◆ Instructions for the task: Copy out the listing that follows exactly, dropping every picture.

◆ Information supplied:
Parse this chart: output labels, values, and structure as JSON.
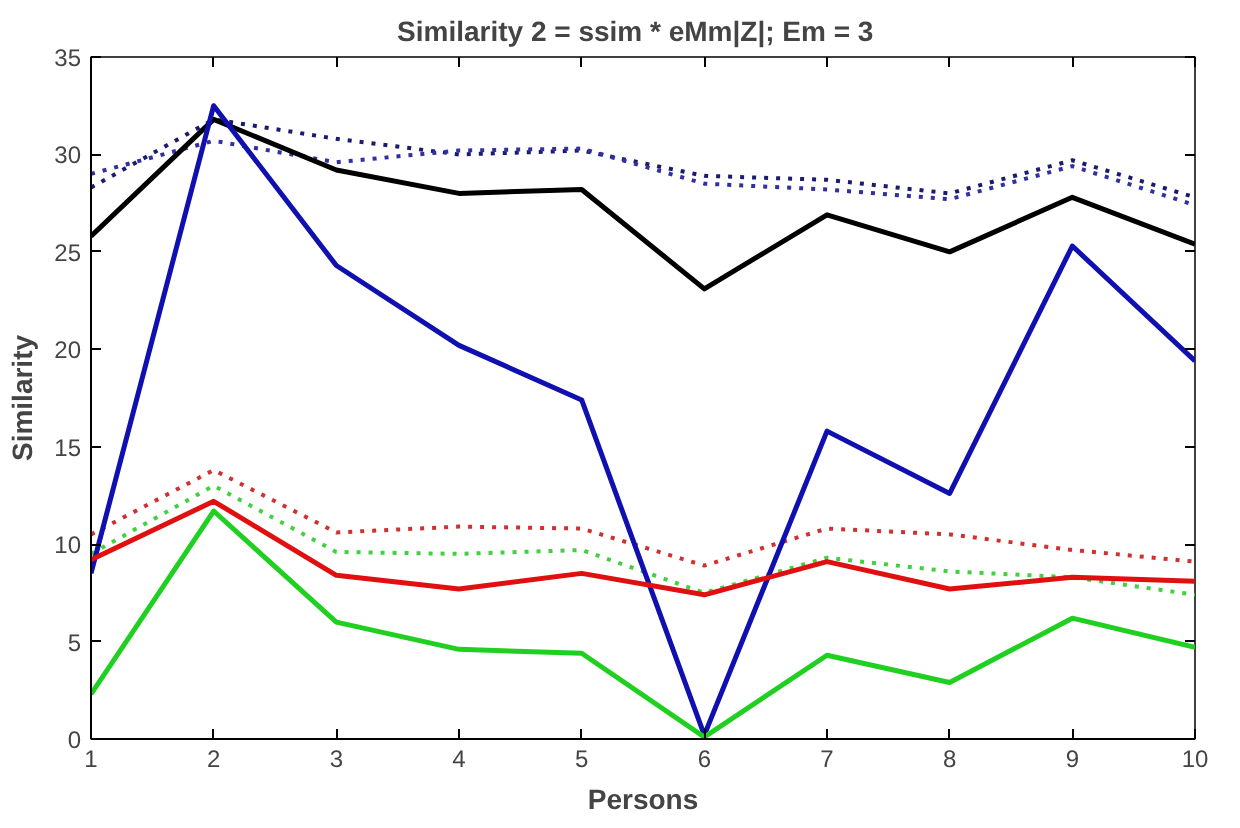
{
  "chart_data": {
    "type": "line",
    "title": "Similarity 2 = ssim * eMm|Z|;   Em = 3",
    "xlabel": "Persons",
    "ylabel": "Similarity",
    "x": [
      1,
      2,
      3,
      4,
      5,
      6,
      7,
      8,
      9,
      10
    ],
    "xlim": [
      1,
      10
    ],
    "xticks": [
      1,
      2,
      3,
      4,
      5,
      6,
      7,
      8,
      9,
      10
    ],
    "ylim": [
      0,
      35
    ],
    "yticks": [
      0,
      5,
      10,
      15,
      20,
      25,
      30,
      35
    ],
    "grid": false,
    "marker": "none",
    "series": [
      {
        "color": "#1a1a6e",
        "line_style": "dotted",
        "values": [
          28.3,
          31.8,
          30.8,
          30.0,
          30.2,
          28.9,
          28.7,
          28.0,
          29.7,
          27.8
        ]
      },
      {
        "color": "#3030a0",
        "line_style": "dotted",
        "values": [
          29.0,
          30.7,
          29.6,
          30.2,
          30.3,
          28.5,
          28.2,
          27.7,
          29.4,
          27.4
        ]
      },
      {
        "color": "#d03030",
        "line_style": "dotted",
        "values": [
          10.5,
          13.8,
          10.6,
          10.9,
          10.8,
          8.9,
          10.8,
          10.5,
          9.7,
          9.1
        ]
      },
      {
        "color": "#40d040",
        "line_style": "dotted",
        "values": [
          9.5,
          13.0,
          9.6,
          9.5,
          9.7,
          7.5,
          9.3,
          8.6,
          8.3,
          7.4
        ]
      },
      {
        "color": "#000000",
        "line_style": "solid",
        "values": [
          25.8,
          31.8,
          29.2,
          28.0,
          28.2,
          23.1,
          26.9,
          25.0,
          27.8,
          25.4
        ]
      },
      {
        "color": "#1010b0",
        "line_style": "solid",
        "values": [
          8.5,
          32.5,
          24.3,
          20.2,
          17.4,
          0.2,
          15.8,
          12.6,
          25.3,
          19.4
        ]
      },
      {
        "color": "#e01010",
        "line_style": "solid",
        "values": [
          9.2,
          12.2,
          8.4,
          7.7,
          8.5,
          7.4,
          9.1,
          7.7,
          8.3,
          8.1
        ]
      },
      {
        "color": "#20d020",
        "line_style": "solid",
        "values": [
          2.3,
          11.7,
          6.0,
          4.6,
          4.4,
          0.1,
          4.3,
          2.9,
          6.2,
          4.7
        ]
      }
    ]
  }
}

◆ Output of the exercise:
Parse this chart: output labels, values, and structure as JSON.
{
  "chart_data": {
    "type": "line",
    "title": "Similarity 2 = ssim * eMm|Z|;   Em = 3",
    "xlabel": "Persons",
    "ylabel": "Similarity",
    "x": [
      1,
      2,
      3,
      4,
      5,
      6,
      7,
      8,
      9,
      10
    ],
    "xlim": [
      1,
      10
    ],
    "xticks": [
      1,
      2,
      3,
      4,
      5,
      6,
      7,
      8,
      9,
      10
    ],
    "ylim": [
      0,
      35
    ],
    "yticks": [
      0,
      5,
      10,
      15,
      20,
      25,
      30,
      35
    ],
    "grid": false,
    "marker": "none",
    "series": [
      {
        "color": "#1a1a6e",
        "line_style": "dotted",
        "values": [
          28.3,
          31.8,
          30.8,
          30.0,
          30.2,
          28.9,
          28.7,
          28.0,
          29.7,
          27.8
        ]
      },
      {
        "color": "#3030a0",
        "line_style": "dotted",
        "values": [
          29.0,
          30.7,
          29.6,
          30.2,
          30.3,
          28.5,
          28.2,
          27.7,
          29.4,
          27.4
        ]
      },
      {
        "color": "#d03030",
        "line_style": "dotted",
        "values": [
          10.5,
          13.8,
          10.6,
          10.9,
          10.8,
          8.9,
          10.8,
          10.5,
          9.7,
          9.1
        ]
      },
      {
        "color": "#40d040",
        "line_style": "dotted",
        "values": [
          9.5,
          13.0,
          9.6,
          9.5,
          9.7,
          7.5,
          9.3,
          8.6,
          8.3,
          7.4
        ]
      },
      {
        "color": "#000000",
        "line_style": "solid",
        "values": [
          25.8,
          31.8,
          29.2,
          28.0,
          28.2,
          23.1,
          26.9,
          25.0,
          27.8,
          25.4
        ]
      },
      {
        "color": "#1010b0",
        "line_style": "solid",
        "values": [
          8.5,
          32.5,
          24.3,
          20.2,
          17.4,
          0.2,
          15.8,
          12.6,
          25.3,
          19.4
        ]
      },
      {
        "color": "#e01010",
        "line_style": "solid",
        "values": [
          9.2,
          12.2,
          8.4,
          7.7,
          8.5,
          7.4,
          9.1,
          7.7,
          8.3,
          8.1
        ]
      },
      {
        "color": "#20d020",
        "line_style": "solid",
        "values": [
          2.3,
          11.7,
          6.0,
          4.6,
          4.4,
          0.1,
          4.3,
          2.9,
          6.2,
          4.7
        ]
      }
    ]
  }
}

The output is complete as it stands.